> _DIRECTIONS FOR THIS TASK_
Please copy out everything in the listing below, from the line containing "taskbar-illustrator[interactable]: Ai —" down to the line containing "phpmyadmin-icon: PMA — [774, 95, 794, 115]", keeping both of those lines.

> _RECORDS TO USE_
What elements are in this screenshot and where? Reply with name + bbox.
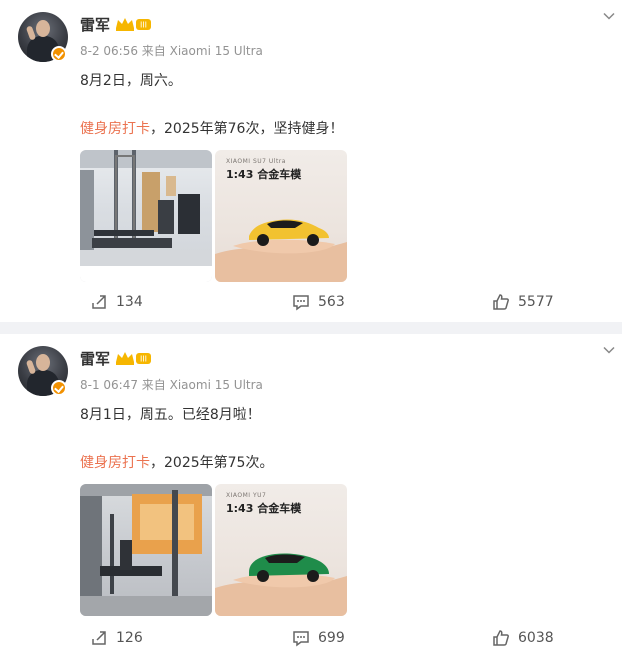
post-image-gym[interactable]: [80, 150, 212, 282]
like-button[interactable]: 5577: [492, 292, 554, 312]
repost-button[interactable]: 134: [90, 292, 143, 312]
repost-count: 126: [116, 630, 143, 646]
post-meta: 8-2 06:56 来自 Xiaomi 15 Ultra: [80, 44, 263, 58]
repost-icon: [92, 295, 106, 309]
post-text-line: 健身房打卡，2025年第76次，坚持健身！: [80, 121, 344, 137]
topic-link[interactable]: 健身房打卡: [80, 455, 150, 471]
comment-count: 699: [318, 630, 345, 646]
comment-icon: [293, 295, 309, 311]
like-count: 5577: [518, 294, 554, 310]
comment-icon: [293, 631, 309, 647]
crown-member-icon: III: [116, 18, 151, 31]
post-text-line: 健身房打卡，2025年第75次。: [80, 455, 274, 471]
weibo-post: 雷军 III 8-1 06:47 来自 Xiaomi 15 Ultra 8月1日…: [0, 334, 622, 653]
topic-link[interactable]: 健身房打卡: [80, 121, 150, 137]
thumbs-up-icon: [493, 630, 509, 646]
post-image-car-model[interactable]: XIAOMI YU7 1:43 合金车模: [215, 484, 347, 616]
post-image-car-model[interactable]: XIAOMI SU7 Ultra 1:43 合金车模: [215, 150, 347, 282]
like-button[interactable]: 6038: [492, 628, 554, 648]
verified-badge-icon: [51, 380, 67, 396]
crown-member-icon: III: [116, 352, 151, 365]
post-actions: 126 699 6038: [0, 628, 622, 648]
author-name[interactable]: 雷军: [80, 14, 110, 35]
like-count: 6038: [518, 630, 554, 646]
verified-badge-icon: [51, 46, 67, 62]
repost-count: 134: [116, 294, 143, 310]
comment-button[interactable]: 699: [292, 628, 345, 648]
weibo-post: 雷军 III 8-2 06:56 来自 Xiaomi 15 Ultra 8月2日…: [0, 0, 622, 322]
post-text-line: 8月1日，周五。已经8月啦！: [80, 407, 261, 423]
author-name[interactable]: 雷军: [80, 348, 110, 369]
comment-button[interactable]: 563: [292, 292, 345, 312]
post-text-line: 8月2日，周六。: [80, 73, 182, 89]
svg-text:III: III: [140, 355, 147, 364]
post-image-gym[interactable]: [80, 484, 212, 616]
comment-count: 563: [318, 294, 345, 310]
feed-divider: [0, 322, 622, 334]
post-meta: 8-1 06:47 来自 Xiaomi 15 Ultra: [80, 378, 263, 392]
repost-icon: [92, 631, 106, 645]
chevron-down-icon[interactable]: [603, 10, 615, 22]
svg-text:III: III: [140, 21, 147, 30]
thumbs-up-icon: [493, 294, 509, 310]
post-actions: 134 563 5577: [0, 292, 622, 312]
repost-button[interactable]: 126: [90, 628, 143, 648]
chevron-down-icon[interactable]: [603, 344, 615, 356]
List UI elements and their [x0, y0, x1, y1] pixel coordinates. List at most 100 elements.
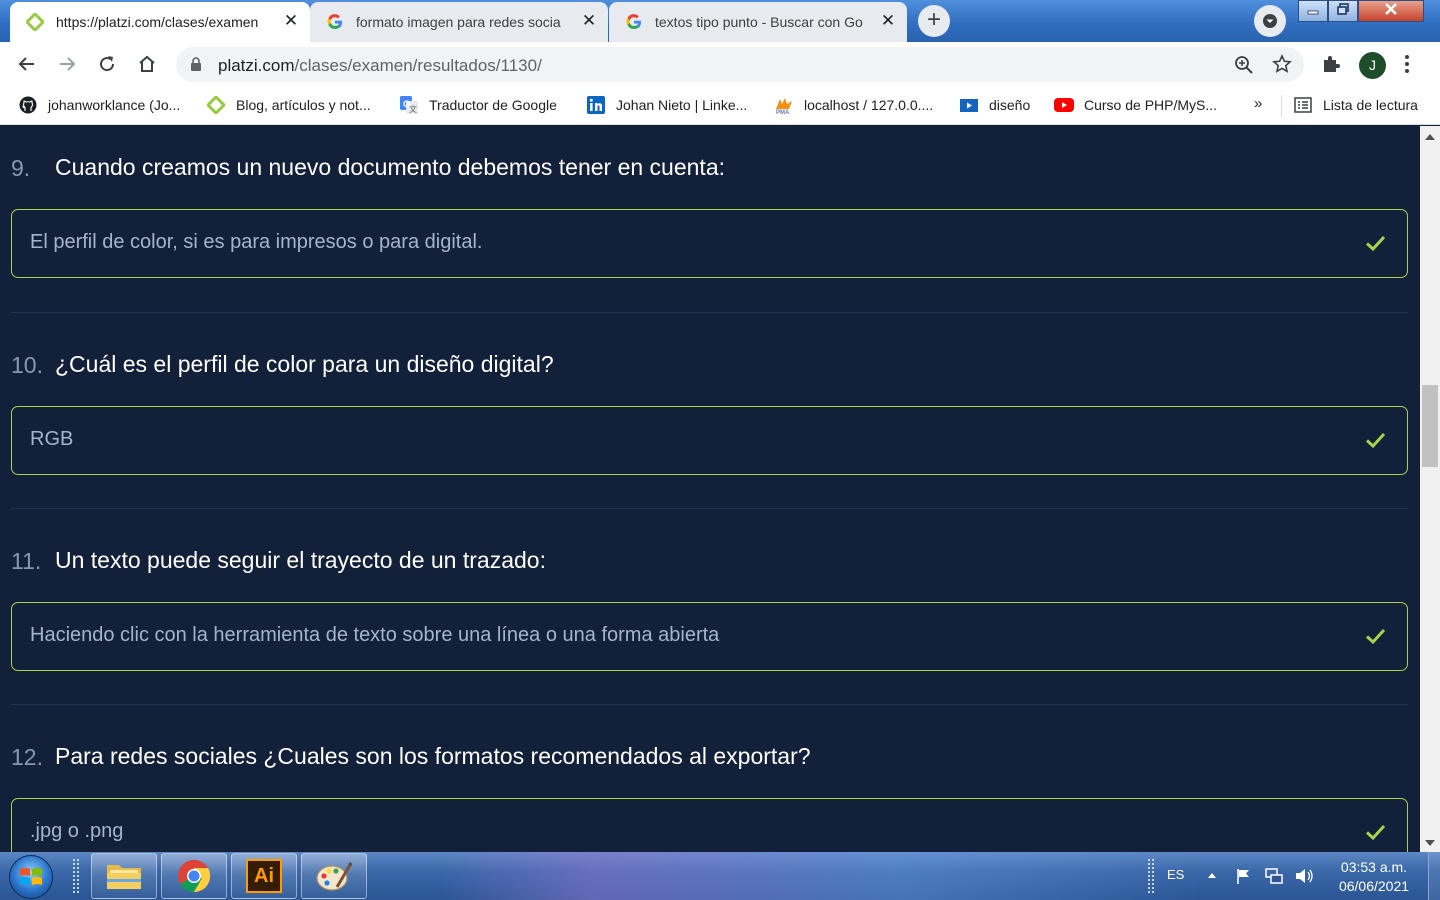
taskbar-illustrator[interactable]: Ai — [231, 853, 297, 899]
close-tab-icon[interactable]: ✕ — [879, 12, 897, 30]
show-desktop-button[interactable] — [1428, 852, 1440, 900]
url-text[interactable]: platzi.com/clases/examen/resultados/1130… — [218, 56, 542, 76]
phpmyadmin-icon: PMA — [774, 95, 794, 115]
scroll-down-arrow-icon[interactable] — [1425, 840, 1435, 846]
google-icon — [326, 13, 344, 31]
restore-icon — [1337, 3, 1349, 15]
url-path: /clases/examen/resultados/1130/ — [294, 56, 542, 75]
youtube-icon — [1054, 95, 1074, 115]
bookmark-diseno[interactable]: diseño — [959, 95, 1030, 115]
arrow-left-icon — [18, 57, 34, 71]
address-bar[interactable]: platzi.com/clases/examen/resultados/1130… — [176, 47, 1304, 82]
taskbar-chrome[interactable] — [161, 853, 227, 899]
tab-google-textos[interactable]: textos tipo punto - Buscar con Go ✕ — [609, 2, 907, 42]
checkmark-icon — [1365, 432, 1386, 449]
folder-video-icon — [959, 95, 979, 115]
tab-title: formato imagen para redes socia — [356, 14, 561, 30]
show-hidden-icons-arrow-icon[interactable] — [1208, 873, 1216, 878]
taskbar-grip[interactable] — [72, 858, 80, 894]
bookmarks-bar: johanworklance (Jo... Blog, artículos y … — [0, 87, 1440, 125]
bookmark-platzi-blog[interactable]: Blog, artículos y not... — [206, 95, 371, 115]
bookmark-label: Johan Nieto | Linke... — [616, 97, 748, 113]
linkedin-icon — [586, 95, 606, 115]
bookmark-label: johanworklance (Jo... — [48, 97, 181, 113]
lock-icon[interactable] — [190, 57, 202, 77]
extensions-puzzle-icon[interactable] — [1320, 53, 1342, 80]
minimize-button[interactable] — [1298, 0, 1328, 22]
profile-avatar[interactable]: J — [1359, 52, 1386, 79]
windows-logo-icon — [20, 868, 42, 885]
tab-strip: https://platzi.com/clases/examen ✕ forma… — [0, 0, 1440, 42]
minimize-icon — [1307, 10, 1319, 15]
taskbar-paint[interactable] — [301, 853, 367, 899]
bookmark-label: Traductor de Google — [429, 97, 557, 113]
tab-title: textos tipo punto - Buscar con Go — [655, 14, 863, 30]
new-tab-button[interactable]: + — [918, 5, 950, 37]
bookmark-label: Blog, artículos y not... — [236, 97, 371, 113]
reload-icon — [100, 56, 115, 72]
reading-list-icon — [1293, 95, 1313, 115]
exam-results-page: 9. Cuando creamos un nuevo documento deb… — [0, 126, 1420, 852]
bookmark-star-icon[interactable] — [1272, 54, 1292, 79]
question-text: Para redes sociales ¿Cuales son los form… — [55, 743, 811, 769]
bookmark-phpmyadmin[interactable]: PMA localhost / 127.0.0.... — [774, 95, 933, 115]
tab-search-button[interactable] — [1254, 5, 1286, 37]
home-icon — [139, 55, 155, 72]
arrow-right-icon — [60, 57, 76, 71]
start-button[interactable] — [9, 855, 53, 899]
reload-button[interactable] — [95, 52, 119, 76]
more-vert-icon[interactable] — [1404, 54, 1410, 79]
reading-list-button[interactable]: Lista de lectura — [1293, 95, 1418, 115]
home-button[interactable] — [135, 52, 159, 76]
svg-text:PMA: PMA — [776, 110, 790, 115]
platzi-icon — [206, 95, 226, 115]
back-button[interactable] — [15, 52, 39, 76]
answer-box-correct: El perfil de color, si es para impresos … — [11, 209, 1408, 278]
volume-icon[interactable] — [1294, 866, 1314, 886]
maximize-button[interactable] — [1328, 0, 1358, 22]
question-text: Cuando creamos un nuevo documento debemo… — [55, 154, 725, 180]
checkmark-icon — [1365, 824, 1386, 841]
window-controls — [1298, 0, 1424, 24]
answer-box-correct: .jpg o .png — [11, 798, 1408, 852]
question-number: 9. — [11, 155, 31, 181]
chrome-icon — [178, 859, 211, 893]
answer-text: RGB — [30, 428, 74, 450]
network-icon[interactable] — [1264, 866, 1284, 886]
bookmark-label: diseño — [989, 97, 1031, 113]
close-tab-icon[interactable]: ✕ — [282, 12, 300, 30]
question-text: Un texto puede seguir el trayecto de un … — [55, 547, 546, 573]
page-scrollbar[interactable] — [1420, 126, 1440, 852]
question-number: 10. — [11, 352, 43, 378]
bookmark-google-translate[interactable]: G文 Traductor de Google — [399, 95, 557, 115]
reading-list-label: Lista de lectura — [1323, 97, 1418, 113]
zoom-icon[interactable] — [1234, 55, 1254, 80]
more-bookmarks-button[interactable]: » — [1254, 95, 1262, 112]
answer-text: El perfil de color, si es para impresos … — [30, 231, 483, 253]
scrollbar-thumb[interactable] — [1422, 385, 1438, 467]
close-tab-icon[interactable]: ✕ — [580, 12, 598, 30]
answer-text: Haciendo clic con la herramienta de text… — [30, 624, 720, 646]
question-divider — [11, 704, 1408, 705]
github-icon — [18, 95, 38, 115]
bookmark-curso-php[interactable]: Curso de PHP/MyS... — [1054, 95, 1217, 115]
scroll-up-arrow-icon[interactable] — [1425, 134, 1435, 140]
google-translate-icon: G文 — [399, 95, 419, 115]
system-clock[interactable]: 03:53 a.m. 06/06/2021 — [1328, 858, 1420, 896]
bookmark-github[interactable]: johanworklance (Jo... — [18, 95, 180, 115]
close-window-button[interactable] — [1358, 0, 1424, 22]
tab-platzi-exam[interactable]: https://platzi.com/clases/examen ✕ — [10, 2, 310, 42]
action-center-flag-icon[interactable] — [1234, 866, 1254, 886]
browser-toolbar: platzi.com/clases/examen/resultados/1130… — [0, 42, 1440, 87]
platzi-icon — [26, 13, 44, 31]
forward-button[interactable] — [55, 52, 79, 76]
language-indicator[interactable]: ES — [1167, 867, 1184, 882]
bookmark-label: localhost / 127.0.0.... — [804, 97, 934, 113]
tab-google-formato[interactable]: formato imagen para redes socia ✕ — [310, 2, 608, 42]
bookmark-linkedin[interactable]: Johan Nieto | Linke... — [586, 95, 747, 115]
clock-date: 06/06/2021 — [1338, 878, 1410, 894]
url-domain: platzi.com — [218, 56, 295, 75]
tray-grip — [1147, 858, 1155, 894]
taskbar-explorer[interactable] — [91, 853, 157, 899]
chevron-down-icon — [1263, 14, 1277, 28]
--
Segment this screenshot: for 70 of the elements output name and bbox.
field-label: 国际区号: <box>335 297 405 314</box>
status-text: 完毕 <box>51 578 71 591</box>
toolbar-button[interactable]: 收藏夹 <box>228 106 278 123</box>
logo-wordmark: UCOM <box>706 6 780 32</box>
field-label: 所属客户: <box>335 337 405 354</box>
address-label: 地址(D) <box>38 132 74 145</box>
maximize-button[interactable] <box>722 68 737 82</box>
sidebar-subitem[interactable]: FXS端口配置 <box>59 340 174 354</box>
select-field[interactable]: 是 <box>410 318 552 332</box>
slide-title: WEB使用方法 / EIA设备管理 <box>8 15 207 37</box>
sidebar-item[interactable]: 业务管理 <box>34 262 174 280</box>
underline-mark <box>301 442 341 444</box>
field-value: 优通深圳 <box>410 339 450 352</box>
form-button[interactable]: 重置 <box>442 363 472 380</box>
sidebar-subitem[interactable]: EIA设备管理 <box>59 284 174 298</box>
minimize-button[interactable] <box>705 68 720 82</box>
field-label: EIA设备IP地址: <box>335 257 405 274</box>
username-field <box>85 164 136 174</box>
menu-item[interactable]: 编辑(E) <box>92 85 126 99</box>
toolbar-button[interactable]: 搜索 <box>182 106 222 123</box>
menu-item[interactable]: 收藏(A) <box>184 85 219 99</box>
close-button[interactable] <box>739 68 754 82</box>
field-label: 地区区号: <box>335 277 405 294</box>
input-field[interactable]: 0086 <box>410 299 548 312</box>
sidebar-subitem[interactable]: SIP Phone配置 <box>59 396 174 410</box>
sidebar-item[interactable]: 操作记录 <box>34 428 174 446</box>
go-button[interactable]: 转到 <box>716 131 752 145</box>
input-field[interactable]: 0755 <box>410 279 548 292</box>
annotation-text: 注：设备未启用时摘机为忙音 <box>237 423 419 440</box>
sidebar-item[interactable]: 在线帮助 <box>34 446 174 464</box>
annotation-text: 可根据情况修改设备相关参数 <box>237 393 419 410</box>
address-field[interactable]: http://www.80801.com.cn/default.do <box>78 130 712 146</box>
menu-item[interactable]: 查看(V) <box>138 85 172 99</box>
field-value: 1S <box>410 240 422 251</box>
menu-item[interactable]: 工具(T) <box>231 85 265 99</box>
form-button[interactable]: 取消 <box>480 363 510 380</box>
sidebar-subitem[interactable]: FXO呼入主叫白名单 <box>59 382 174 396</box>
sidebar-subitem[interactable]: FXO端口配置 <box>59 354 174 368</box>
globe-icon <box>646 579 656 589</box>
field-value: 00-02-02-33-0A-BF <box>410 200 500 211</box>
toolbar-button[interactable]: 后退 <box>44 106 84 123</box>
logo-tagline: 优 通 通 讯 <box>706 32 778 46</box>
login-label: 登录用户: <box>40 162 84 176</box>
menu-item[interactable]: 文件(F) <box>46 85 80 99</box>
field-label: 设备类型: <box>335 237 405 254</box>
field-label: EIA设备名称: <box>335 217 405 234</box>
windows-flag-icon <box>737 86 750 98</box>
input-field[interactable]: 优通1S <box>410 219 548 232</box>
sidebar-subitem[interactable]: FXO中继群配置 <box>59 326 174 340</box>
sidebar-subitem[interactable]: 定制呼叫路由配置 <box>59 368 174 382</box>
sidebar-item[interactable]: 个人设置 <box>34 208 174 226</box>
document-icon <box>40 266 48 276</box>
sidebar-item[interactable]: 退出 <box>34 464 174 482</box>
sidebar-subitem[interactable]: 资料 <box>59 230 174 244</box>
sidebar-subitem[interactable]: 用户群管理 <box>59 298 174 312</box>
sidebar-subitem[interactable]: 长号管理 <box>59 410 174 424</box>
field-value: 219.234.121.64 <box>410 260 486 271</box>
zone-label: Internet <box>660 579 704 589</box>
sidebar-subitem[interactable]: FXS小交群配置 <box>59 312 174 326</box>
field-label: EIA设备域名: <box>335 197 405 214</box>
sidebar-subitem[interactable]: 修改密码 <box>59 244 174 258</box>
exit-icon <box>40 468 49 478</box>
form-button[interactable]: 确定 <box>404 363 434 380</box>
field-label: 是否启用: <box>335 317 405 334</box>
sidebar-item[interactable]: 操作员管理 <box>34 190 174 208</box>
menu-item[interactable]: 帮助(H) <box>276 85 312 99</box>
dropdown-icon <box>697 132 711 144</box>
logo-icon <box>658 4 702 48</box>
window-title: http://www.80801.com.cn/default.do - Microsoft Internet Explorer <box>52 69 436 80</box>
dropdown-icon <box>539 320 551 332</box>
==
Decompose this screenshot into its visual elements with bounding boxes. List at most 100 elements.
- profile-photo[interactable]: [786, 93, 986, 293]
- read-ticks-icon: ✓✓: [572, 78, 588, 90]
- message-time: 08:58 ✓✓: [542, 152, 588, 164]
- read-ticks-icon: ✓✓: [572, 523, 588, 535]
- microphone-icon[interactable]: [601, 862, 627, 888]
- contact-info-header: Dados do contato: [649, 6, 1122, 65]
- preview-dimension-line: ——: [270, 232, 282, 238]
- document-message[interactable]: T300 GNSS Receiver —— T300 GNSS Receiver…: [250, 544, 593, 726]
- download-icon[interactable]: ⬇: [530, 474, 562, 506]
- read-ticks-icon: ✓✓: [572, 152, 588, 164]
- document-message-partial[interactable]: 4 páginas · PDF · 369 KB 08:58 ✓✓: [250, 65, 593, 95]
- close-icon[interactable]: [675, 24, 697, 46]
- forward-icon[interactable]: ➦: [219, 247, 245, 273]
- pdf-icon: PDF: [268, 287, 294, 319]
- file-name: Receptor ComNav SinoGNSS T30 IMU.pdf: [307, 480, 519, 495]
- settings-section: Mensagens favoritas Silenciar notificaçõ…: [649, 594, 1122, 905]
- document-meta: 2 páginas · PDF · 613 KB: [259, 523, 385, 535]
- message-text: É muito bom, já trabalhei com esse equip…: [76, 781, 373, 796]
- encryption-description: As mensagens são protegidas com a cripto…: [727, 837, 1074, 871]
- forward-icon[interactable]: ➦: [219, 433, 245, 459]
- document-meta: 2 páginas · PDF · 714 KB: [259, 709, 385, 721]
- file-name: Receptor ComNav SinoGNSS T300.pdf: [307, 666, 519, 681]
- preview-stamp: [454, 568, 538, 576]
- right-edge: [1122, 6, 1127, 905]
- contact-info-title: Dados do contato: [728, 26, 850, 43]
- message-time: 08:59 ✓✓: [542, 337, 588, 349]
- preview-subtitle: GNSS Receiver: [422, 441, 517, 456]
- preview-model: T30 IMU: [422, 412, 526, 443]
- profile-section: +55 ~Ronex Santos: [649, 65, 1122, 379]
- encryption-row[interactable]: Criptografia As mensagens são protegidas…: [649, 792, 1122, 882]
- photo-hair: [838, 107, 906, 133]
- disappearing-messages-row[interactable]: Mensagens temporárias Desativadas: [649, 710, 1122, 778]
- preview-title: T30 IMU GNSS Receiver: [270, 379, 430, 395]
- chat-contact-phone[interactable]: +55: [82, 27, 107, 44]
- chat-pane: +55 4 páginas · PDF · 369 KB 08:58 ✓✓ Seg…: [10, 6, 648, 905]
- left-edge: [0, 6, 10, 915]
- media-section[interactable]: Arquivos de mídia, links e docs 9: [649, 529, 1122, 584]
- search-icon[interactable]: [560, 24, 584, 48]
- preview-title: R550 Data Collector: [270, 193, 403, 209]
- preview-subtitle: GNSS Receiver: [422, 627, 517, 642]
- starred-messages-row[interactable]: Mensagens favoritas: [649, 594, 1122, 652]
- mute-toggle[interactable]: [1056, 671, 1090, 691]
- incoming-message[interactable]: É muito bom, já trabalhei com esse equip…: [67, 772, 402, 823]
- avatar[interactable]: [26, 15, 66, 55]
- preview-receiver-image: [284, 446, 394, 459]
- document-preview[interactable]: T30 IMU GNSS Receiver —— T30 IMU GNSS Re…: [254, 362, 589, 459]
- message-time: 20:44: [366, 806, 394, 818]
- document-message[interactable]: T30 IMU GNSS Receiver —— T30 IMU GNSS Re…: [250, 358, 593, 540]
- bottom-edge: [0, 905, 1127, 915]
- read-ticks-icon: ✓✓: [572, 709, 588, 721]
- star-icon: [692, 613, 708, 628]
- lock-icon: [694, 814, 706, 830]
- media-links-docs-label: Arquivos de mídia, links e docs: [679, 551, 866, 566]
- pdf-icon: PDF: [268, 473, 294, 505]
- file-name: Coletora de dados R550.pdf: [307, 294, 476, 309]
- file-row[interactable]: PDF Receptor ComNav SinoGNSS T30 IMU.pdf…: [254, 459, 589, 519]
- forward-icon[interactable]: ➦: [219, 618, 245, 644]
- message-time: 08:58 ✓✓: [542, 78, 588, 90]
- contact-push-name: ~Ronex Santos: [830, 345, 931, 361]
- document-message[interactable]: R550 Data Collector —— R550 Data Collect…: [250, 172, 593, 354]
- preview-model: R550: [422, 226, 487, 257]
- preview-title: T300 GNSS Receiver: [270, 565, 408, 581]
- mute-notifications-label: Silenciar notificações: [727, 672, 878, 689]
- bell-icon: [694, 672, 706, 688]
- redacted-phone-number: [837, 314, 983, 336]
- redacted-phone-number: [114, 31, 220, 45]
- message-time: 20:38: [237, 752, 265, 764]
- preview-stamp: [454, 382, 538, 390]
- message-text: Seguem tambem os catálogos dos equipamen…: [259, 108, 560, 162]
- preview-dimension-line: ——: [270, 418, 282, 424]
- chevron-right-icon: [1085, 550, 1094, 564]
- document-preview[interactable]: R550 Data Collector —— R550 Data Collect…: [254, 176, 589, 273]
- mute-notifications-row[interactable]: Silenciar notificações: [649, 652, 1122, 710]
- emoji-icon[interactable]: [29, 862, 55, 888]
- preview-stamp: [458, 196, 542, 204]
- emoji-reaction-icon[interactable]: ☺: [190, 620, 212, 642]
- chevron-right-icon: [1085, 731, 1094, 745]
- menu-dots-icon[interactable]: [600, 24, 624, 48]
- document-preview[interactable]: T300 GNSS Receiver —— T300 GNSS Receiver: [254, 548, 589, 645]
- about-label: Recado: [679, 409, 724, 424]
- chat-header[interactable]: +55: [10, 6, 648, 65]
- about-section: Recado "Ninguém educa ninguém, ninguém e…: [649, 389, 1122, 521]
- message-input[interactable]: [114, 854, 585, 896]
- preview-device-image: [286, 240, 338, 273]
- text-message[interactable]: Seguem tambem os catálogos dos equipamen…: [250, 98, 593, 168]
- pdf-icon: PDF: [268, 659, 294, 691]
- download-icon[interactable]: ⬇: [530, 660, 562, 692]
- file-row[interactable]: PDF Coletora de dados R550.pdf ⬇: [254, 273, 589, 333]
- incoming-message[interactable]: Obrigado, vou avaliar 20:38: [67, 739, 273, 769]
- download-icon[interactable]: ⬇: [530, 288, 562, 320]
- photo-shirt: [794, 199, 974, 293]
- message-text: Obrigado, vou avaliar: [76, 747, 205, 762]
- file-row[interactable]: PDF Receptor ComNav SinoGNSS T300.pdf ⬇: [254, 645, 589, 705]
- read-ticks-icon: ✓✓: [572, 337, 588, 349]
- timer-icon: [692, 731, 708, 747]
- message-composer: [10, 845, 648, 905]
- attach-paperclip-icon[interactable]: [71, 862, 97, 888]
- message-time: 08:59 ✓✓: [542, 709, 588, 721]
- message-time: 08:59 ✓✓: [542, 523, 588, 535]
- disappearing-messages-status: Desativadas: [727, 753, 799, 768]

> _WORKED SOLUTION_
taskbar-illustrator[interactable]: Ai — [231, 853, 297, 899]
close-tab-icon[interactable]: ✕ — [879, 12, 897, 30]
show-desktop-button[interactable] — [1428, 852, 1440, 900]
url-text[interactable]: platzi.com/clases/examen/resultados/1130… — [218, 56, 542, 76]
phpmyadmin-icon: PMA — [774, 95, 794, 115]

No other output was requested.